## MATERIAL
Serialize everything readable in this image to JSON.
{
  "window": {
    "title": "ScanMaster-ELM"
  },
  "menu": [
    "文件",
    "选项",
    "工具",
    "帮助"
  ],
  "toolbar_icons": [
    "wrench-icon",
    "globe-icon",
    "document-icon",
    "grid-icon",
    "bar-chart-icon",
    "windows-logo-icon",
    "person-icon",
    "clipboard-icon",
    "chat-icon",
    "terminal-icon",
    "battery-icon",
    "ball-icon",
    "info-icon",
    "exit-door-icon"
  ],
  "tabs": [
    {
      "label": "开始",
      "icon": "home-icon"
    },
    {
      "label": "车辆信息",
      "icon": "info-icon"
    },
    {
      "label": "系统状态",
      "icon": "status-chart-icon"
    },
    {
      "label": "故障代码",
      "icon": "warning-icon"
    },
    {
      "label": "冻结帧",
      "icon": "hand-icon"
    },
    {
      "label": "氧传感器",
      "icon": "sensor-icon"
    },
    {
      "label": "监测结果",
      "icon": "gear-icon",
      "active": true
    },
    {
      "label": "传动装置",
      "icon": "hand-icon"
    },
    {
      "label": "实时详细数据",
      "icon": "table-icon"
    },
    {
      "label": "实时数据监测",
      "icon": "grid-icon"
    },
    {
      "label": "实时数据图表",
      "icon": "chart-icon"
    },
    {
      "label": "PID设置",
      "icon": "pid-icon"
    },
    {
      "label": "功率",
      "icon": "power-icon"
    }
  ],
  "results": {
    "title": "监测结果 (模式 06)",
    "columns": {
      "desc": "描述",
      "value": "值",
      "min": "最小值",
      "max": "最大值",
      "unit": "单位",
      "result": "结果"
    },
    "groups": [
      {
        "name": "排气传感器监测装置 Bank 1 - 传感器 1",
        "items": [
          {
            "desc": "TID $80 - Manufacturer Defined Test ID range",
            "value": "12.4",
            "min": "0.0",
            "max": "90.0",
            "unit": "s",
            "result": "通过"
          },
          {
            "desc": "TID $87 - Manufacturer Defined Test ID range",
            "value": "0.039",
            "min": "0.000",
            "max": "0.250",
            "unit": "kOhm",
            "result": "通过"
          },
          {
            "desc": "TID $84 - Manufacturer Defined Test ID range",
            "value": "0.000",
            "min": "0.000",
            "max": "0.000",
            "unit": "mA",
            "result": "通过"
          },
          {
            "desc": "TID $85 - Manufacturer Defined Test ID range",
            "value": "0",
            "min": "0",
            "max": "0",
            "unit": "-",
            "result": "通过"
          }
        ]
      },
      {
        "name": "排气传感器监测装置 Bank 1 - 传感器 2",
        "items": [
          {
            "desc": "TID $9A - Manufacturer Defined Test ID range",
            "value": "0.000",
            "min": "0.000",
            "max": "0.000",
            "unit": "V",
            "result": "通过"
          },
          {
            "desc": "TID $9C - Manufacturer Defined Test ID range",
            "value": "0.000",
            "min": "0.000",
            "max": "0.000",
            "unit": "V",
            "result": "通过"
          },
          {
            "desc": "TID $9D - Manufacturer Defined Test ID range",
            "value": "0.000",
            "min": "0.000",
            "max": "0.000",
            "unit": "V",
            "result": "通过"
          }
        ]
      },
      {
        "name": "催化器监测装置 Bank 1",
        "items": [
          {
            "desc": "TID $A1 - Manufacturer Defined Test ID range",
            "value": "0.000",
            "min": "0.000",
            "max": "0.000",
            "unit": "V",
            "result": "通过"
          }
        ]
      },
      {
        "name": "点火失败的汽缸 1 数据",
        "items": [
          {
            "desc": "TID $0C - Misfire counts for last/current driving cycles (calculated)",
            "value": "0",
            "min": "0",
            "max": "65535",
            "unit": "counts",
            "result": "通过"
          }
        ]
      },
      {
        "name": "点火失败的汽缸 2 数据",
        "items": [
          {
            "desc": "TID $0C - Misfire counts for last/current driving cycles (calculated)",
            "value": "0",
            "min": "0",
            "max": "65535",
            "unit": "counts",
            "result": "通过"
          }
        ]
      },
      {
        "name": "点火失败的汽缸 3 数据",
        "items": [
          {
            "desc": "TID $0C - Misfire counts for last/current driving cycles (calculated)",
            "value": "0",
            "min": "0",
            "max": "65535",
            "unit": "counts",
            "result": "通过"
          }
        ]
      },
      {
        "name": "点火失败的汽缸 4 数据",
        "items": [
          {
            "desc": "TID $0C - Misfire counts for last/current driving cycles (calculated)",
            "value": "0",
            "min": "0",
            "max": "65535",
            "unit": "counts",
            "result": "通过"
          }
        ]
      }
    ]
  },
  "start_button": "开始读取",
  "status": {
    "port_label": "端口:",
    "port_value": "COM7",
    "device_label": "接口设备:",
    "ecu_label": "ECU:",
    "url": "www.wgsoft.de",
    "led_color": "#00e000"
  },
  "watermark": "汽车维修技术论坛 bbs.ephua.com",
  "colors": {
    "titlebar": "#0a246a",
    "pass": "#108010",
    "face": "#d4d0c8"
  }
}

## TASK TO CARRY OUT
Go through the material above line by line and copy it exactly.

## EXERCISE OUTPUT
Serialize everything readable in this image to JSON.
{
  "window": {
    "title": "ScanMaster-ELM"
  },
  "menu": [
    "文件",
    "选项",
    "工具",
    "帮助"
  ],
  "toolbar_icons": [
    "wrench-icon",
    "globe-icon",
    "document-icon",
    "grid-icon",
    "bar-chart-icon",
    "windows-logo-icon",
    "person-icon",
    "clipboard-icon",
    "chat-icon",
    "terminal-icon",
    "battery-icon",
    "ball-icon",
    "info-icon",
    "exit-door-icon"
  ],
  "tabs": [
    {
      "label": "开始",
      "icon": "home-icon"
    },
    {
      "label": "车辆信息",
      "icon": "info-icon"
    },
    {
      "label": "系统状态",
      "icon": "status-chart-icon"
    },
    {
      "label": "故障代码",
      "icon": "warning-icon"
    },
    {
      "label": "冻结帧",
      "icon": "hand-icon"
    },
    {
      "label": "氧传感器",
      "icon": "sensor-icon"
    },
    {
      "label": "监测结果",
      "icon": "gear-icon",
      "active": true
    },
    {
      "label": "传动装置",
      "icon": "hand-icon"
    },
    {
      "label": "实时详细数据",
      "icon": "table-icon"
    },
    {
      "label": "实时数据监测",
      "icon": "grid-icon"
    },
    {
      "label": "实时数据图表",
      "icon": "chart-icon"
    },
    {
      "label": "PID设置",
      "icon": "pid-icon"
    },
    {
      "label": "功率",
      "icon": "power-icon"
    }
  ],
  "results": {
    "title": "监测结果 (模式 06)",
    "columns": {
      "desc": "描述",
      "value": "值",
      "min": "最小值",
      "max": "最大值",
      "unit": "单位",
      "result": "结果"
    },
    "groups": [
      {
        "name": "排气传感器监测装置 Bank 1 - 传感器 1",
        "items": [
          {
            "desc": "TID $80 - Manufacturer Defined Test ID range",
            "value": "12.4",
            "min": "0.0",
            "max": "90.0",
            "unit": "s",
            "result": "通过"
          },
          {
            "desc": "TID $87 - Manufacturer Defined Test ID range",
            "value": "0.039",
            "min": "0.000",
            "max": "0.250",
            "unit": "kOhm",
            "result": "通过"
          },
          {
            "desc": "TID $84 - Manufacturer Defined Test ID range",
            "value": "0.000",
            "min": "0.000",
            "max": "0.000",
            "unit": "mA",
            "result": "通过"
          },
          {
            "desc": "TID $85 - Manufacturer Defined Test ID range",
            "value": "0",
            "min": "0",
            "max": "0",
            "unit": "-",
            "result": "通过"
          }
        ]
      },
      {
        "name": "排气传感器监测装置 Bank 1 - 传感器 2",
        "items": [
          {
            "desc": "TID $9A - Manufacturer Defined Test ID range",
            "value": "0.000",
            "min": "0.000",
            "max": "0.000",
            "unit": "V",
            "result": "通过"
          },
          {
            "desc": "TID $9C - Manufacturer Defined Test ID range",
            "value": "0.000",
            "min": "0.000",
            "max": "0.000",
            "unit": "V",
            "result": "通过"
          },
          {
            "desc": "TID $9D - Manufacturer Defined Test ID range",
            "value": "0.000",
            "min": "0.000",
            "max": "0.000",
            "unit": "V",
            "result": "通过"
          }
        ]
      },
      {
        "name": "催化器监测装置 Bank 1",
        "items": [
          {
            "desc": "TID $A1 - Manufacturer Defined Test ID range",
            "value": "0.000",
            "min": "0.000",
            "max": "0.000",
            "unit": "V",
            "result": "通过"
          }
        ]
      },
      {
        "name": "点火失败的汽缸 1 数据",
        "items": [
          {
            "desc": "TID $0C - Misfire counts for last/current driving cycles (calculated)",
            "value": "0",
            "min": "0",
            "max": "65535",
            "unit": "counts",
            "result": "通过"
          }
        ]
      },
      {
        "name": "点火失败的汽缸 2 数据",
        "items": [
          {
            "desc": "TID $0C - Misfire counts for last/current driving cycles (calculated)",
            "value": "0",
            "min": "0",
            "max": "65535",
            "unit": "counts",
            "result": "通过"
          }
        ]
      },
      {
        "name": "点火失败的汽缸 3 数据",
        "items": [
          {
            "desc": "TID $0C - Misfire counts for last/current driving cycles (calculated)",
            "value": "0",
            "min": "0",
            "max": "65535",
            "unit": "counts",
            "result": "通过"
          }
        ]
      },
      {
        "name": "点火失败的汽缸 4 数据",
        "items": [
          {
            "desc": "TID $0C - Misfire counts for last/current driving cycles (calculated)",
            "value": "0",
            "min": "0",
            "max": "65535",
            "unit": "counts",
            "result": "通过"
          }
        ]
      }
    ]
  },
  "start_button": "开始读取",
  "status": {
    "port_label": "端口:",
    "port_value": "COM7",
    "device_label": "接口设备:",
    "ecu_label": "ECU:",
    "url": "www.wgsoft.de",
    "led_color": "#00e000"
  },
  "watermark": "汽车维修技术论坛 bbs.ephua.com",
  "colors": {
    "titlebar": "#0a246a",
    "pass": "#108010",
    "face": "#d4d0c8"
  }
}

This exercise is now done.